OBJECTIVE
Give the data a second time, exactly and in full.
##### ENTRIES SUPPLIED
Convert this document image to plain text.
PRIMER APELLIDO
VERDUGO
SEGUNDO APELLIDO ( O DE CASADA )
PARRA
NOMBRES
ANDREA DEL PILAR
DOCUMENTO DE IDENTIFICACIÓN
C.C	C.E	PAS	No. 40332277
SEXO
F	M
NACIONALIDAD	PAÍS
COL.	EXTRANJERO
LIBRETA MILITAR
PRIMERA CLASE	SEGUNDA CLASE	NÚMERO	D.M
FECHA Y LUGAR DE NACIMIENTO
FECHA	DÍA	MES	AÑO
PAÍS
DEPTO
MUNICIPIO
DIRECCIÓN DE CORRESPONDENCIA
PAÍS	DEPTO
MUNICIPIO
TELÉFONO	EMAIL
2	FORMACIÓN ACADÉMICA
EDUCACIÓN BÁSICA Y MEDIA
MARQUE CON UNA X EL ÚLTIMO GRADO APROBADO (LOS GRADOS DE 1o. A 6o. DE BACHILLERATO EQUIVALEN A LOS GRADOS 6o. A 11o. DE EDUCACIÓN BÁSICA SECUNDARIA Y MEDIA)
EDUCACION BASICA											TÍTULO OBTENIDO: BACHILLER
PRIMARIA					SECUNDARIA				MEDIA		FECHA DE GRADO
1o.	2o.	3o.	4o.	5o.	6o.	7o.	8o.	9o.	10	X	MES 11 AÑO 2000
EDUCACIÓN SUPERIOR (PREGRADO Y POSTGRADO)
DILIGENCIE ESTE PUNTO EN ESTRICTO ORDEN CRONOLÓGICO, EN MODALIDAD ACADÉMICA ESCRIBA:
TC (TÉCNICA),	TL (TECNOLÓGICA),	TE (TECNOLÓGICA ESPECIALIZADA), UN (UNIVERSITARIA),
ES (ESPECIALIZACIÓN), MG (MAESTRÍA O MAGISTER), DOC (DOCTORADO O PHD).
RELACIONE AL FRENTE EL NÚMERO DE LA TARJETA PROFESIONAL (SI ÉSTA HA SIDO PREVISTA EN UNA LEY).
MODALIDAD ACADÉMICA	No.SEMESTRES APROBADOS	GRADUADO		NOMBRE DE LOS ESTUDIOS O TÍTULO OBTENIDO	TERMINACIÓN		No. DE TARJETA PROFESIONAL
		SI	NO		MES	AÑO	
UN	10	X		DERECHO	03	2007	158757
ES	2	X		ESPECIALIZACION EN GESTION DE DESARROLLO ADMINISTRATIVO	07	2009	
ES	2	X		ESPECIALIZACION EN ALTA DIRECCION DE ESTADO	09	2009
##########
OUTPUT OF THE EXERCISE
Convert this document image to plain text.
PRIMER APELLIDO
VERDUGO
SEGUNDO APELLIDO ( O DE CASADA )
PARRA
NOMBRES
ANDREA DEL PILAR
DOCUMENTO DE IDENTIFICACIÓN
C.C	C.E	PAS	No. 40332277
SEXO
F	M
NACIONALIDAD	PAÍS
COL.	EXTRANJERO
LIBRETA MILITAR
PRIMERA CLASE	SEGUNDA CLASE	NÚMERO	D.M
FECHA Y LUGAR DE NACIMIENTO
FECHA	DÍA	MES	AÑO
PAÍS
DEPTO
MUNICIPIO
DIRECCIÓN DE CORRESPONDENCIA
PAÍS	DEPTO
MUNICIPIO
TELÉFONO	EMAIL
2	FORMACIÓN ACADÉMICA
EDUCACIÓN BÁSICA Y MEDIA
MARQUE CON UNA X EL ÚLTIMO GRADO APROBADO (LOS GRADOS DE 1o. A 6o. DE BACHILLERATO EQUIVALEN A LOS GRADOS 6o. A 11o. DE EDUCACIÓN BÁSICA SECUNDARIA Y MEDIA)
EDUCACION BASICA											TÍTULO OBTENIDO: BACHILLER
PRIMARIA					SECUNDARIA				MEDIA		FECHA DE GRADO
1o.	2o.	3o.	4o.	5o.	6o.	7o.	8o.	9o.	10	X	MES 11 AÑO 2000
EDUCACIÓN SUPERIOR (PREGRADO Y POSTGRADO)
DILIGENCIE ESTE PUNTO EN ESTRICTO ORDEN CRONOLÓGICO, EN MODALIDAD ACADÉMICA ESCRIBA:
TC (TÉCNICA),	TL (TECNOLÓGICA),	TE (TECNOLÓGICA ESPECIALIZADA), UN (UNIVERSITARIA),
ES (ESPECIALIZACIÓN), MG (MAESTRÍA O MAGISTER), DOC (DOCTORADO O PHD).
RELACIONE AL FRENTE EL NÚMERO DE LA TARJETA PROFESIONAL (SI ÉSTA HA SIDO PREVISTA EN UNA LEY).
MODALIDAD ACADÉMICA	No.SEMESTRES APROBADOS	GRADUADO		NOMBRE DE LOS ESTUDIOS O TÍTULO OBTENIDO	TERMINACIÓN		No. DE TARJETA PROFESIONAL
		SI	NO		MES	AÑO	
UN	10	X		DERECHO	03	2007	158757
ES	2	X		ESPECIALIZACION EN GESTION DE DESARROLLO ADMINISTRATIVO	07	2009	
ES	2	X		ESPECIALIZACION EN ALTA DIRECCION DE ESTADO	09	2009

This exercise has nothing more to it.